Gather from the material every line that contains the string "name".
*** DATA PROVIDED
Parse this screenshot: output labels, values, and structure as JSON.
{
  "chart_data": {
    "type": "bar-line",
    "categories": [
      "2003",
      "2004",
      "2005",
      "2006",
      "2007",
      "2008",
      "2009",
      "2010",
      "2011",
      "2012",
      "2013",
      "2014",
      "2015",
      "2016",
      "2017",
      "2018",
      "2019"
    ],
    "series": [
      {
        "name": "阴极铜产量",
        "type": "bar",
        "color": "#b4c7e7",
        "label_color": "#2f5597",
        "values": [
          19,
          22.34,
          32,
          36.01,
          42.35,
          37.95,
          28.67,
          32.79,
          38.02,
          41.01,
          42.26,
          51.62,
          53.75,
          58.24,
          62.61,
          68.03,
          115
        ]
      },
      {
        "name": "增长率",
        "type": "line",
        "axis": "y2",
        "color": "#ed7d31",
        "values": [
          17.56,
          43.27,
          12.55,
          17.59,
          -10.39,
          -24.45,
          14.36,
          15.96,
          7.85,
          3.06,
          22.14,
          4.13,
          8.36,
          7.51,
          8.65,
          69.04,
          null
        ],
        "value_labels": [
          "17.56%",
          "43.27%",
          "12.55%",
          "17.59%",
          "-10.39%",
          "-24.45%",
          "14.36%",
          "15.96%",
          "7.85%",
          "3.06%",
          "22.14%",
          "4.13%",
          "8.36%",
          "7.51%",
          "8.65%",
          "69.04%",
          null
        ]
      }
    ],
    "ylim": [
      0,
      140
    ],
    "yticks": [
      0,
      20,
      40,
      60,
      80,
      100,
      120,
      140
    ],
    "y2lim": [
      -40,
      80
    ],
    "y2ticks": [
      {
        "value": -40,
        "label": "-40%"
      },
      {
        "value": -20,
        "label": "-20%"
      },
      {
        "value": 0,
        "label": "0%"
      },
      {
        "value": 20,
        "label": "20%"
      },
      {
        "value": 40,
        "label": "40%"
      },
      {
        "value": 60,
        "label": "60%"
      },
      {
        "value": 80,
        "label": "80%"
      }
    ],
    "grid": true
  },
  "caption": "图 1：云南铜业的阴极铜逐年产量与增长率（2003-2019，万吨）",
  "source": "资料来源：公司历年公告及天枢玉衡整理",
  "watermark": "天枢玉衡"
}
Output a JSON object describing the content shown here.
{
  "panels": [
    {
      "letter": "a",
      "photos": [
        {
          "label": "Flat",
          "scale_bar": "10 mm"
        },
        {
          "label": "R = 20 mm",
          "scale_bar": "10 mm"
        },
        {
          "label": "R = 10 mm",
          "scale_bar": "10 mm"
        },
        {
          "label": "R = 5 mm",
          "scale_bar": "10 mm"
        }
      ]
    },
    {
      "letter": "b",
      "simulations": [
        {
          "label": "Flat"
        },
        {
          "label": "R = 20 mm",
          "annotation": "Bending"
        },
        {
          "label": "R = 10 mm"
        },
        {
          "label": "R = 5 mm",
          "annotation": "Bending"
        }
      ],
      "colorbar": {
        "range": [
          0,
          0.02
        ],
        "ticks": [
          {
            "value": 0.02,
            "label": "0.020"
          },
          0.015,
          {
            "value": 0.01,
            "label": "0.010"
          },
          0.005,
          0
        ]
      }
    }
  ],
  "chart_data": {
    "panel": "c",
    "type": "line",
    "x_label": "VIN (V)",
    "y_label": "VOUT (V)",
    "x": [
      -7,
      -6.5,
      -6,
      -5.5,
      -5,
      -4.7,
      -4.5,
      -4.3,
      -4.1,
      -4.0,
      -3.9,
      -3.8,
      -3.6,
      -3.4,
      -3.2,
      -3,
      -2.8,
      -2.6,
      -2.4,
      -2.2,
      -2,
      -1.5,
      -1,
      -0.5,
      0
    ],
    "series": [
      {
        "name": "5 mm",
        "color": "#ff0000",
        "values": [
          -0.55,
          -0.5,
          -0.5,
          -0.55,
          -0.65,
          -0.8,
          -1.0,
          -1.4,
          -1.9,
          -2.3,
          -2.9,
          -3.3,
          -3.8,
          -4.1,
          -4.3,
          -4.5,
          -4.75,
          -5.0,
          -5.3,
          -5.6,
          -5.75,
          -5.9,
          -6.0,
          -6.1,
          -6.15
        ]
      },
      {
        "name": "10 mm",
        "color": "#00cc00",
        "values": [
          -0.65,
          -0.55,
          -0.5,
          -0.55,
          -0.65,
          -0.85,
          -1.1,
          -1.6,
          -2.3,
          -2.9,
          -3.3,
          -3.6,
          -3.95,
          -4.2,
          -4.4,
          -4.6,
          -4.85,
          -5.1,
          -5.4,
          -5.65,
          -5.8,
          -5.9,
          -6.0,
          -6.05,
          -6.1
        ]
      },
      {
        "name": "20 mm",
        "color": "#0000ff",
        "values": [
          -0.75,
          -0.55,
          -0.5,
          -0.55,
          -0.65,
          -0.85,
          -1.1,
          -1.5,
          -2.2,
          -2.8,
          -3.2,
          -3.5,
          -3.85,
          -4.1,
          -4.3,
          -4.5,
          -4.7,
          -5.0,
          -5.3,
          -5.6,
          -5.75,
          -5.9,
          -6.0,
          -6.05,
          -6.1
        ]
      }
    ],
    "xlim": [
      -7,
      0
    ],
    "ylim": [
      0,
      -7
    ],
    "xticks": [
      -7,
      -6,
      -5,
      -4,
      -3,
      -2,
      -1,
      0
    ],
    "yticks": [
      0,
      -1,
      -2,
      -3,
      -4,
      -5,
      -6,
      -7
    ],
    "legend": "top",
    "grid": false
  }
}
******
ANSWER TO THE PROBLEM:
        "name": "阴极铜产量",
        "name": "增长率",
        "name": "5 mm",
        "name": "10 mm",
        "name": "20 mm",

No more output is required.